(Figure data in JSON)
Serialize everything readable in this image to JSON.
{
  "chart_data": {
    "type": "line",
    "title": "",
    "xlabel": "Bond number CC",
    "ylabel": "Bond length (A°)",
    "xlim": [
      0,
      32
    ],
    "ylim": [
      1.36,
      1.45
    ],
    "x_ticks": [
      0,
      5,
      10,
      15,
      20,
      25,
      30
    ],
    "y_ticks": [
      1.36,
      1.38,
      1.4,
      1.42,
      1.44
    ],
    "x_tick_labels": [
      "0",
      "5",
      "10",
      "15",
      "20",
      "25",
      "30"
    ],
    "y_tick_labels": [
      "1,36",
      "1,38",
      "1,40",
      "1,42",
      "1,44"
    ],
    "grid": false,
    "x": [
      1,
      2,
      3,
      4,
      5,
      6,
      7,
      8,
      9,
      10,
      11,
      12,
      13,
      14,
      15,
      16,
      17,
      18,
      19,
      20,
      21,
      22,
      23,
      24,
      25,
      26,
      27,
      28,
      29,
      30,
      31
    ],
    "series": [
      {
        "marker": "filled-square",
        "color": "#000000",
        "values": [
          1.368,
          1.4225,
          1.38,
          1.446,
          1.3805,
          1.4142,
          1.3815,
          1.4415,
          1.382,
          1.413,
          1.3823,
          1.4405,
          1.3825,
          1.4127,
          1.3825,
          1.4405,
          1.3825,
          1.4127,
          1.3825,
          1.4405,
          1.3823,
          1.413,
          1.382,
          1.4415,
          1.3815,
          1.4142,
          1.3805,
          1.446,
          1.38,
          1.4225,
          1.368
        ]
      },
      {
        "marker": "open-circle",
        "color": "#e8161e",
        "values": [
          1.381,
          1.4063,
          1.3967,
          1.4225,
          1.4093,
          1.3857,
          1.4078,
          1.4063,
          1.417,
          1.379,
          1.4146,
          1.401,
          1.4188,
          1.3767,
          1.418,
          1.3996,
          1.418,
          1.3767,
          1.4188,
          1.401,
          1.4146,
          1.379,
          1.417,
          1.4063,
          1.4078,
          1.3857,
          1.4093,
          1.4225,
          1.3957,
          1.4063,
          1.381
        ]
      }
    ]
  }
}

**WRITTEN REQUEST**
Your task is to repeat every entry exactly.

**FINAL ANSWER**
Serialize everything readable in this image to JSON.
{
  "chart_data": {
    "type": "line",
    "title": "",
    "xlabel": "Bond number CC",
    "ylabel": "Bond length (A°)",
    "xlim": [
      0,
      32
    ],
    "ylim": [
      1.36,
      1.45
    ],
    "x_ticks": [
      0,
      5,
      10,
      15,
      20,
      25,
      30
    ],
    "y_ticks": [
      1.36,
      1.38,
      1.4,
      1.42,
      1.44
    ],
    "x_tick_labels": [
      "0",
      "5",
      "10",
      "15",
      "20",
      "25",
      "30"
    ],
    "y_tick_labels": [
      "1,36",
      "1,38",
      "1,40",
      "1,42",
      "1,44"
    ],
    "grid": false,
    "x": [
      1,
      2,
      3,
      4,
      5,
      6,
      7,
      8,
      9,
      10,
      11,
      12,
      13,
      14,
      15,
      16,
      17,
      18,
      19,
      20,
      21,
      22,
      23,
      24,
      25,
      26,
      27,
      28,
      29,
      30,
      31
    ],
    "series": [
      {
        "marker": "filled-square",
        "color": "#000000",
        "values": [
          1.368,
          1.4225,
          1.38,
          1.446,
          1.3805,
          1.4142,
          1.3815,
          1.4415,
          1.382,
          1.413,
          1.3823,
          1.4405,
          1.3825,
          1.4127,
          1.3825,
          1.4405,
          1.3825,
          1.4127,
          1.3825,
          1.4405,
          1.3823,
          1.413,
          1.382,
          1.4415,
          1.3815,
          1.4142,
          1.3805,
          1.446,
          1.38,
          1.4225,
          1.368
        ]
      },
      {
        "marker": "open-circle",
        "color": "#e8161e",
        "values": [
          1.381,
          1.4063,
          1.3967,
          1.4225,
          1.4093,
          1.3857,
          1.4078,
          1.4063,
          1.417,
          1.379,
          1.4146,
          1.401,
          1.4188,
          1.3767,
          1.418,
          1.3996,
          1.418,
          1.3767,
          1.4188,
          1.401,
          1.4146,
          1.379,
          1.417,
          1.4063,
          1.4078,
          1.3857,
          1.4093,
          1.4225,
          1.3957,
          1.4063,
          1.381
        ]
      }
    ]
  }
}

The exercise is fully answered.